• INSTRUCTIONS TO FOLLOW
Can you copy out the data exactly? Leave the images out.

START SUPPLIED DATA

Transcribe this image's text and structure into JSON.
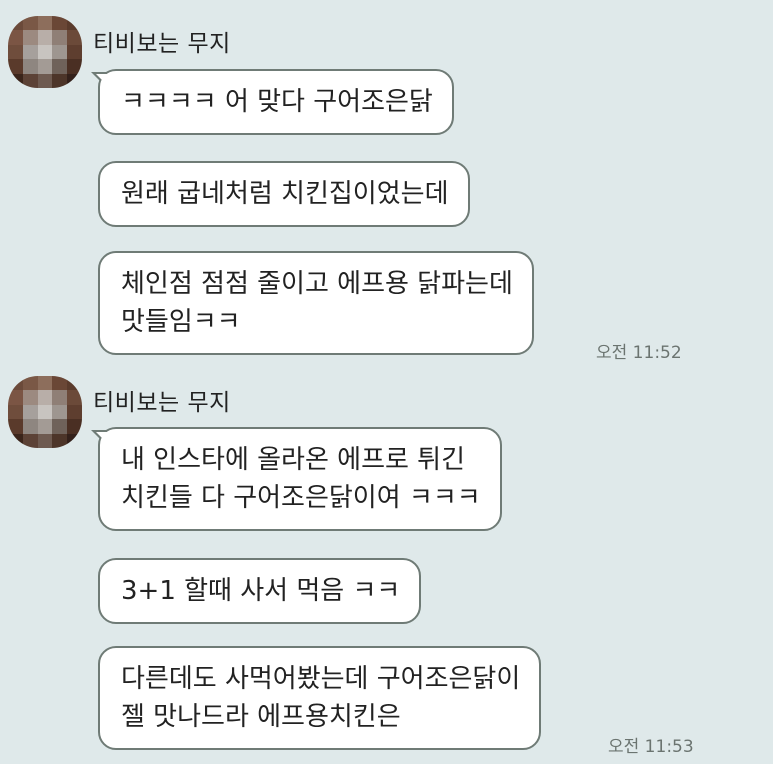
{
  "chat": {
    "groups": [
      {
        "sender": "티비보는 무지",
        "messages": [
          "ㅋㅋㅋㅋ 어 맞다 구어조은닭",
          "원래 굽네처럼 치킨집이었는데",
          "체인점 점점 줄이고 에프용 닭파는데\n맛들임ㅋㅋ"
        ],
        "time": "오전 11:52"
      },
      {
        "sender": "티비보는 무지",
        "messages": [
          "내 인스타에 올라온 에프로 튀긴\n치킨들 다 구어조은닭이여 ㅋㅋㅋ",
          "3+1 할때 사서 먹음 ㅋㅋ",
          "다른데도 사먹어봤는데 구어조은닭이\n젤 맛나드라 에프용치킨은"
        ],
        "time": "오전 11:53"
      }
    ]
  },
  "colors": {
    "background": "#dfe9ea",
    "bubble": "#ffffff",
    "bubble_border": "#6f7b76",
    "time_text": "#6b7470"
  },
  "icons": {
    "avatar": "pixelated-profile-avatar"
  }
}
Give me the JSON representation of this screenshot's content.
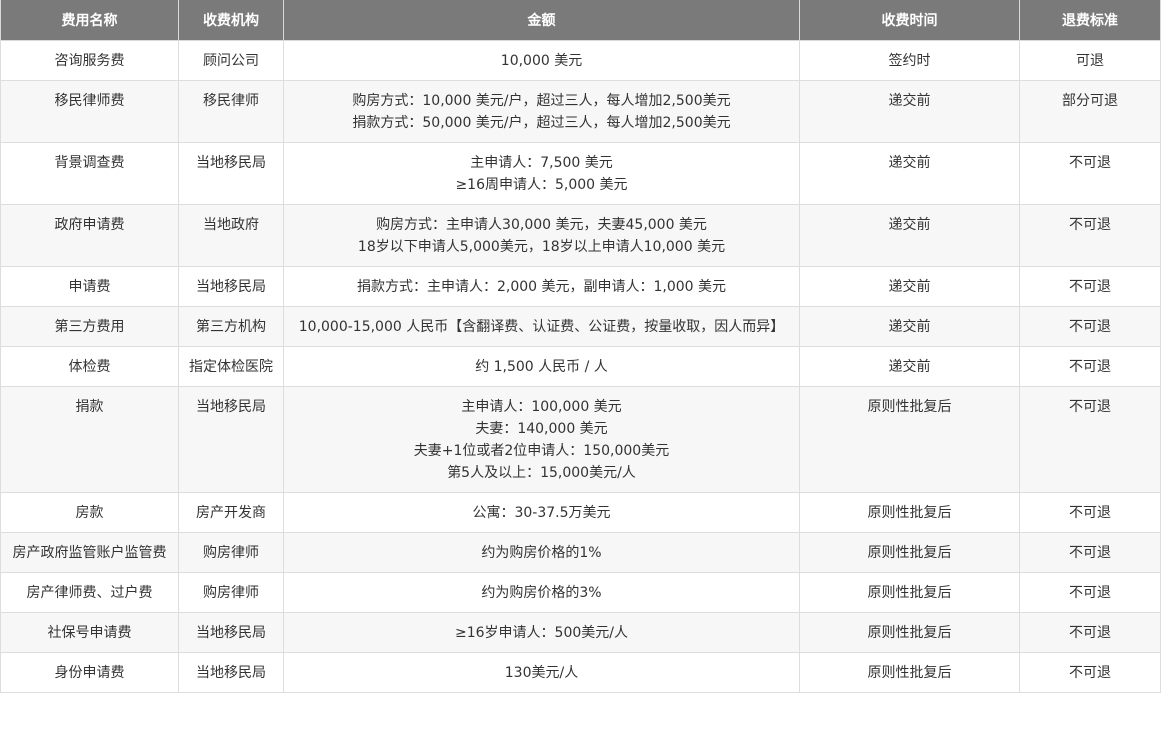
{
  "table": {
    "headers": [
      "费用名称",
      "收费机构",
      "金额",
      "收费时间",
      "退费标准"
    ],
    "rows": [
      {
        "name": "咨询服务费",
        "org": "顾问公司",
        "amount": [
          "10,000 美元"
        ],
        "time": "签约时",
        "refund": "可退"
      },
      {
        "name": "移民律师费",
        "org": "移民律师",
        "amount": [
          "购房方式：10,000 美元/户，超过三人，每人增加2,500美元",
          "捐款方式：50,000 美元/户，超过三人，每人增加2,500美元"
        ],
        "time": "递交前",
        "refund": "部分可退"
      },
      {
        "name": "背景调查费",
        "org": "当地移民局",
        "amount": [
          "主申请人：7,500 美元",
          "≥16周申请人：5,000 美元"
        ],
        "time": "递交前",
        "refund": "不可退"
      },
      {
        "name": "政府申请费",
        "org": "当地政府",
        "amount": [
          "购房方式：主申请人30,000 美元，夫妻45,000 美元",
          "18岁以下申请人5,000美元，18岁以上申请人10,000 美元"
        ],
        "time": "递交前",
        "refund": "不可退"
      },
      {
        "name": "申请费",
        "org": "当地移民局",
        "amount": [
          "捐款方式：主申请人：2,000 美元，副申请人：1,000 美元"
        ],
        "time": "递交前",
        "refund": "不可退"
      },
      {
        "name": "第三方费用",
        "org": "第三方机构",
        "amount": [
          "10,000-15,000 人民币【含翻译费、认证费、公证费，按量收取，因人而异】"
        ],
        "time": "递交前",
        "refund": "不可退"
      },
      {
        "name": "体检费",
        "org": "指定体检医院",
        "amount": [
          "约 1,500 人民币 / 人"
        ],
        "time": "递交前",
        "refund": "不可退"
      },
      {
        "name": "捐款",
        "org": "当地移民局",
        "amount": [
          "主申请人：100,000 美元",
          "夫妻：140,000 美元",
          "夫妻+1位或者2位申请人：150,000美元",
          "第5人及以上：15,000美元/人"
        ],
        "time": "原则性批复后",
        "refund": "不可退"
      },
      {
        "name": "房款",
        "org": "房产开发商",
        "amount": [
          "公寓：30-37.5万美元"
        ],
        "time": "原则性批复后",
        "refund": "不可退"
      },
      {
        "name": "房产政府监管账户监管费",
        "org": "购房律师",
        "amount": [
          "约为购房价格的1%"
        ],
        "time": "原则性批复后",
        "refund": "不可退"
      },
      {
        "name": "房产律师费、过户费",
        "org": "购房律师",
        "amount": [
          "约为购房价格的3%"
        ],
        "time": "原则性批复后",
        "refund": "不可退"
      },
      {
        "name": "社保号申请费",
        "org": "当地移民局",
        "amount": [
          "≥16岁申请人：500美元/人"
        ],
        "time": "原则性批复后",
        "refund": "不可退"
      },
      {
        "name": "身份申请费",
        "org": "当地移民局",
        "amount": [
          "130美元/人"
        ],
        "time": "原则性批复后",
        "refund": "不可退"
      }
    ]
  }
}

END SUPPLIED DATA

• PROBLEM SOLUTION
Transcribe this image's text and structure into JSON.
{
  "chat": {
    "groups": [
      {
        "sender": "티비보는 무지",
        "messages": [
          "ㅋㅋㅋㅋ 어 맞다 구어조은닭",
          "원래 굽네처럼 치킨집이었는데",
          "체인점 점점 줄이고 에프용 닭파는데\n맛들임ㅋㅋ"
        ],
        "time": "오전 11:52"
      },
      {
        "sender": "티비보는 무지",
        "messages": [
          "내 인스타에 올라온 에프로 튀긴\n치킨들 다 구어조은닭이여 ㅋㅋㅋ",
          "3+1 할때 사서 먹음 ㅋㅋ",
          "다른데도 사먹어봤는데 구어조은닭이\n젤 맛나드라 에프용치킨은"
        ],
        "time": "오전 11:53"
      }
    ]
  },
  "colors": {
    "background": "#dfe9ea",
    "bubble": "#ffffff",
    "bubble_border": "#6f7b76",
    "time_text": "#6b7470"
  },
  "icons": {
    "avatar": "pixelated-profile-avatar"
  }
}
Give me the JSON representation of this screenshot's content.
{
  "table": {
    "headers": [
      "费用名称",
      "收费机构",
      "金额",
      "收费时间",
      "退费标准"
    ],
    "rows": [
      {
        "name": "咨询服务费",
        "org": "顾问公司",
        "amount": [
          "10,000 美元"
        ],
        "time": "签约时",
        "refund": "可退"
      },
      {
        "name": "移民律师费",
        "org": "移民律师",
        "amount": [
          "购房方式：10,000 美元/户，超过三人，每人增加2,500美元",
          "捐款方式：50,000 美元/户，超过三人，每人增加2,500美元"
        ],
        "time": "递交前",
        "refund": "部分可退"
      },
      {
        "name": "背景调查费",
        "org": "当地移民局",
        "amount": [
          "主申请人：7,500 美元",
          "≥16周申请人：5,000 美元"
        ],
        "time": "递交前",
        "refund": "不可退"
      },
      {
        "name": "政府申请费",
        "org": "当地政府",
        "amount": [
          "购房方式：主申请人30,000 美元，夫妻45,000 美元",
          "18岁以下申请人5,000美元，18岁以上申请人10,000 美元"
        ],
        "time": "递交前",
        "refund": "不可退"
      },
      {
        "name": "申请费",
        "org": "当地移民局",
        "amount": [
          "捐款方式：主申请人：2,000 美元，副申请人：1,000 美元"
        ],
        "time": "递交前",
        "refund": "不可退"
      },
      {
        "name": "第三方费用",
        "org": "第三方机构",
        "amount": [
          "10,000-15,000 人民币【含翻译费、认证费、公证费，按量收取，因人而异】"
        ],
        "time": "递交前",
        "refund": "不可退"
      },
      {
        "name": "体检费",
        "org": "指定体检医院",
        "amount": [
          "约 1,500 人民币 / 人"
        ],
        "time": "递交前",
        "refund": "不可退"
      },
      {
        "name": "捐款",
        "org": "当地移民局",
        "amount": [
          "主申请人：100,000 美元",
          "夫妻：140,000 美元",
          "夫妻+1位或者2位申请人：150,000美元",
          "第5人及以上：15,000美元/人"
        ],
        "time": "原则性批复后",
        "refund": "不可退"
      },
      {
        "name": "房款",
        "org": "房产开发商",
        "amount": [
          "公寓：30-37.5万美元"
        ],
        "time": "原则性批复后",
        "refund": "不可退"
      },
      {
        "name": "房产政府监管账户监管费",
        "org": "购房律师",
        "amount": [
          "约为购房价格的1%"
        ],
        "time": "原则性批复后",
        "refund": "不可退"
      },
      {
        "name": "房产律师费、过户费",
        "org": "购房律师",
        "amount": [
          "约为购房价格的3%"
        ],
        "time": "原则性批复后",
        "refund": "不可退"
      },
      {
        "name": "社保号申请费",
        "org": "当地移民局",
        "amount": [
          "≥16岁申请人：500美元/人"
        ],
        "time": "原则性批复后",
        "refund": "不可退"
      },
      {
        "name": "身份申请费",
        "org": "当地移民局",
        "amount": [
          "130美元/人"
        ],
        "time": "原则性批复后",
        "refund": "不可退"
      }
    ]
  }
}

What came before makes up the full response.